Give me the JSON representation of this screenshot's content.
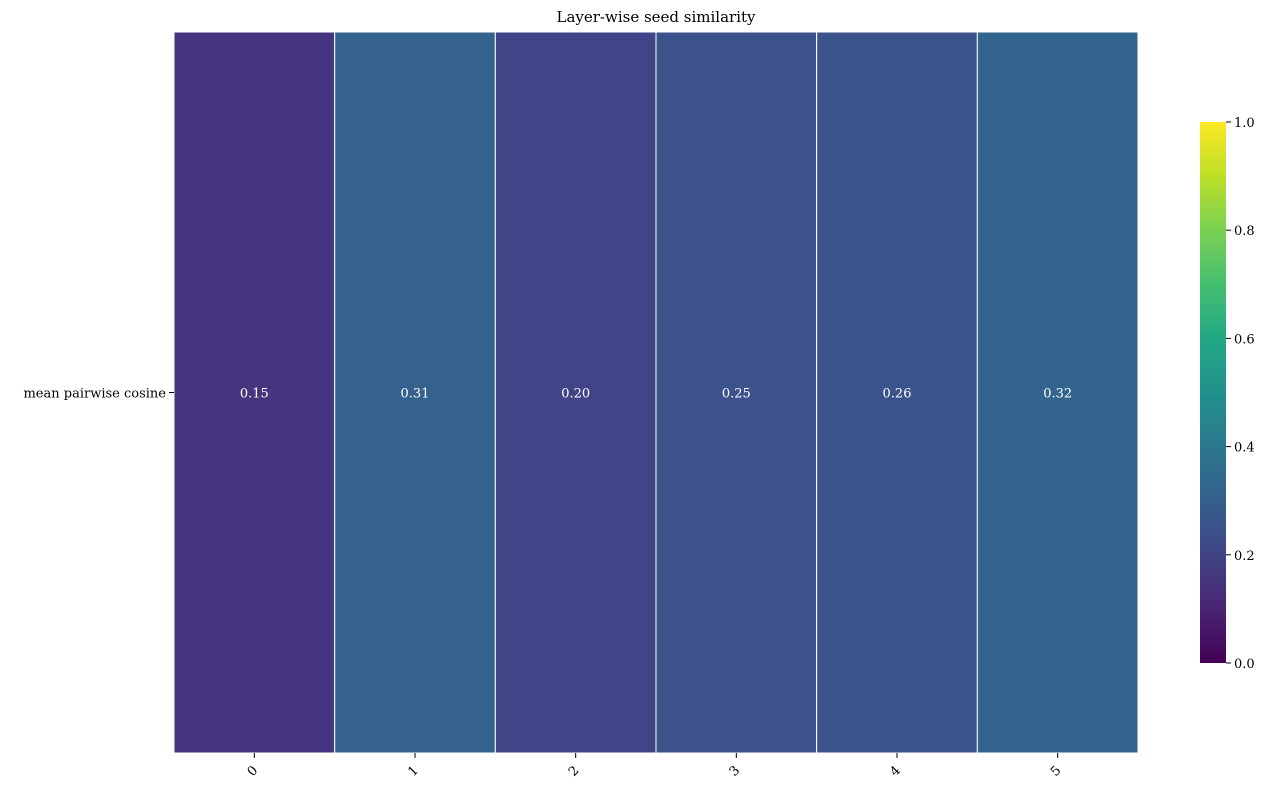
{
  "chart_data": {
    "type": "heatmap",
    "title": "Layer-wise seed similarity",
    "x_categories": [
      "0",
      "1",
      "2",
      "3",
      "4",
      "5"
    ],
    "y_categories": [
      "mean pairwise cosine"
    ],
    "values": [
      [
        0.15,
        0.31,
        0.2,
        0.25,
        0.26,
        0.32
      ]
    ],
    "cell_labels": [
      [
        "0.15",
        "0.31",
        "0.20",
        "0.25",
        "0.26",
        "0.32"
      ]
    ],
    "colormap": "viridis",
    "vmin": 0.0,
    "vmax": 1.0,
    "colorbar": {
      "ticks": [
        0.0,
        0.2,
        0.4,
        0.6,
        0.8,
        1.0
      ],
      "tick_labels": [
        "0.0",
        "0.2",
        "0.4",
        "0.6",
        "0.8",
        "1.0"
      ]
    },
    "cell_text_color": "#ffffff",
    "grid_line_color": "#ffffff"
  }
}
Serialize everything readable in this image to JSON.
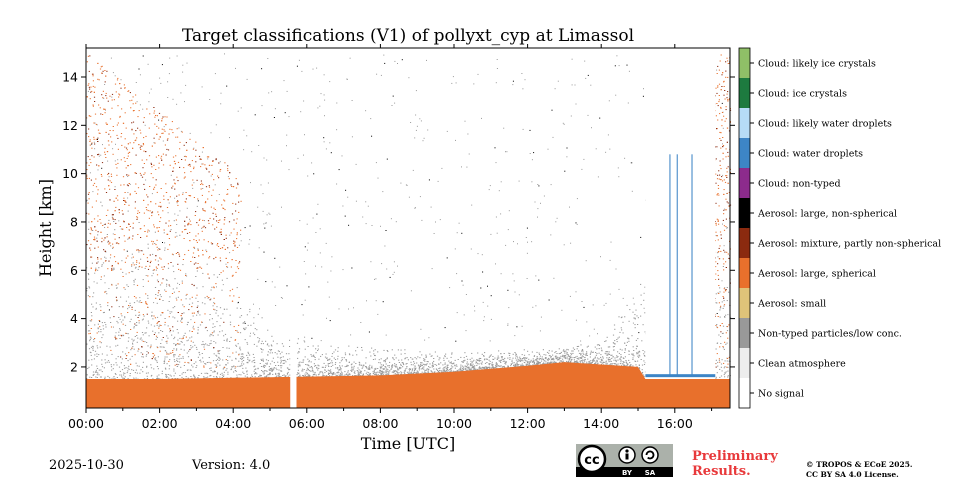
{
  "chart_data": {
    "type": "heatmap",
    "title": "Target classifications (V1) of pollyxt_cyp at Limassol",
    "xlabel": "Time [UTC]",
    "ylabel": "Height [km]",
    "xlim": [
      0,
      17.5
    ],
    "ylim": [
      0.3,
      15.2
    ],
    "x_ticks": [
      0,
      2,
      4,
      6,
      8,
      10,
      12,
      14,
      16
    ],
    "x_tick_labels": [
      "00:00",
      "02:00",
      "04:00",
      "06:00",
      "08:00",
      "10:00",
      "12:00",
      "14:00",
      "16:00"
    ],
    "y_ticks": [
      2,
      4,
      6,
      8,
      10,
      12,
      14
    ],
    "y_tick_labels": [
      "2",
      "4",
      "6",
      "8",
      "10",
      "12",
      "14"
    ],
    "legend": [
      {
        "label": "Cloud: likely ice crystals",
        "color": "#8fbf67"
      },
      {
        "label": "Cloud: ice crystals",
        "color": "#1d7a3f"
      },
      {
        "label": "Cloud: likely water droplets",
        "color": "#b6dcf7"
      },
      {
        "label": "Cloud: water droplets",
        "color": "#3d85c6"
      },
      {
        "label": "Cloud: non-typed",
        "color": "#8c2b8c"
      },
      {
        "label": "Aerosol: large, non-spherical",
        "color": "#000000"
      },
      {
        "label": "Aerosol: mixture, partly non-spherical",
        "color": "#8b2a0f"
      },
      {
        "label": "Aerosol: large, spherical",
        "color": "#e8702c"
      },
      {
        "label": "Aerosol: small",
        "color": "#dfc379"
      },
      {
        "label": "Non-typed particles/low conc.",
        "color": "#999999"
      },
      {
        "label": "Clean atmosphere",
        "color": "#ededed"
      },
      {
        "label": "No signal",
        "color": "#ffffff"
      }
    ],
    "layers": {
      "large_spherical_aerosol_top_km": {
        "t": [
          0,
          2,
          4,
          6,
          8,
          10,
          12,
          13,
          14,
          15,
          15.2,
          17.5
        ],
        "h": [
          1.5,
          1.5,
          1.55,
          1.6,
          1.65,
          1.8,
          2.05,
          2.2,
          2.1,
          2.0,
          1.5,
          1.5
        ]
      },
      "non_typed_top_km": {
        "t": [
          0,
          3,
          3.8,
          4.5,
          6,
          10,
          14,
          15,
          16.5,
          17.5
        ],
        "h": [
          9,
          8,
          6.5,
          4.5,
          3,
          2.6,
          3.0,
          5.5,
          7,
          9
        ]
      },
      "no_signal_gaps_hours": [
        [
          5.55,
          5.72
        ],
        [
          15.2,
          17.1
        ]
      ],
      "cloud_columns_hours": [
        15.85,
        16.05,
        16.45
      ]
    },
    "colors": {
      "background": "#ffffff",
      "aerosol_spherical": "#e8702c",
      "non_typed": "#999999",
      "mixture": "#8b2a0f"
    }
  },
  "footer": {
    "date": "2025-10-30",
    "version": "Version: 4.0",
    "preliminary": [
      "Preliminary",
      "Results."
    ],
    "copyright": [
      "© TROPOS & ECoE 2025.",
      "CC BY SA 4.0 License."
    ],
    "license_badge": {
      "cc": "cc",
      "by": "BY",
      "sa": "SA"
    }
  }
}
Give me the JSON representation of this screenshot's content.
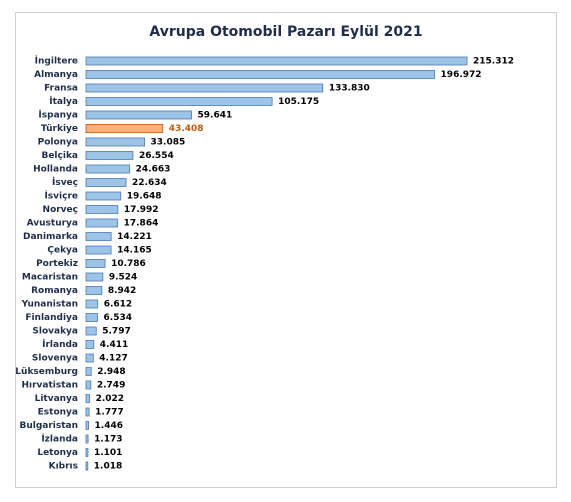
{
  "chart_data": {
    "type": "bar",
    "orientation": "horizontal",
    "title": "Avrupa Otomobil Pazarı Eylül 2021",
    "categories": [
      "İngiltere",
      "Almanya",
      "Fransa",
      "İtalya",
      "İspanya",
      "Türkiye",
      "Polonya",
      "Belçika",
      "Hollanda",
      "İsveç",
      "İsviçre",
      "Norveç",
      "Avusturya",
      "Danimarka",
      "Çekya",
      "Portekiz",
      "Macaristan",
      "Romanya",
      "Yunanistan",
      "Finlandiya",
      "Slovakya",
      "İrlanda",
      "Slovenya",
      "Lüksemburg",
      "Hırvatistan",
      "Litvanya",
      "Estonya",
      "Bulgaristan",
      "İzlanda",
      "Letonya",
      "Kıbrıs"
    ],
    "values": [
      215312,
      196972,
      133830,
      105175,
      59641,
      43408,
      33085,
      26554,
      24663,
      22634,
      19648,
      17992,
      17864,
      14221,
      14165,
      10786,
      9524,
      8942,
      6612,
      6534,
      5797,
      4411,
      4127,
      2948,
      2749,
      2022,
      1777,
      1446,
      1173,
      1101,
      1018
    ],
    "value_labels": [
      "215.312",
      "196.972",
      "133.830",
      "105.175",
      "59.641",
      "43.408",
      "33.085",
      "26.554",
      "24.663",
      "22.634",
      "19.648",
      "17.992",
      "17.864",
      "14.221",
      "14.165",
      "10.786",
      "9.524",
      "8.942",
      "6.612",
      "6.534",
      "5.797",
      "4.411",
      "4.127",
      "2.948",
      "2.749",
      "2.022",
      "1.777",
      "1.446",
      "1.173",
      "1.101",
      "1.018"
    ],
    "colors": [
      "#9dc3e6",
      "#9dc3e6",
      "#9dc3e6",
      "#9dc3e6",
      "#9dc3e6",
      "#f4b183",
      "#9dc3e6",
      "#9dc3e6",
      "#9dc3e6",
      "#9dc3e6",
      "#9dc3e6",
      "#9dc3e6",
      "#9dc3e6",
      "#9dc3e6",
      "#9dc3e6",
      "#9dc3e6",
      "#9dc3e6",
      "#9dc3e6",
      "#9dc3e6",
      "#9dc3e6",
      "#9dc3e6",
      "#9dc3e6",
      "#9dc3e6",
      "#9dc3e6",
      "#9dc3e6",
      "#9dc3e6",
      "#9dc3e6",
      "#9dc3e6",
      "#9dc3e6",
      "#9dc3e6",
      "#9dc3e6"
    ],
    "value_label_colors": [
      "#000000",
      "#000000",
      "#000000",
      "#000000",
      "#000000",
      "#c55a11",
      "#000000",
      "#000000",
      "#000000",
      "#000000",
      "#000000",
      "#000000",
      "#000000",
      "#000000",
      "#000000",
      "#000000",
      "#000000",
      "#000000",
      "#000000",
      "#000000",
      "#000000",
      "#000000",
      "#000000",
      "#000000",
      "#000000",
      "#000000",
      "#000000",
      "#000000",
      "#000000",
      "#000000",
      "#000000"
    ]
  }
}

== Your objective ==
The answer is a single number, the count of lines in the records that contain the string "water".

== The output ==
2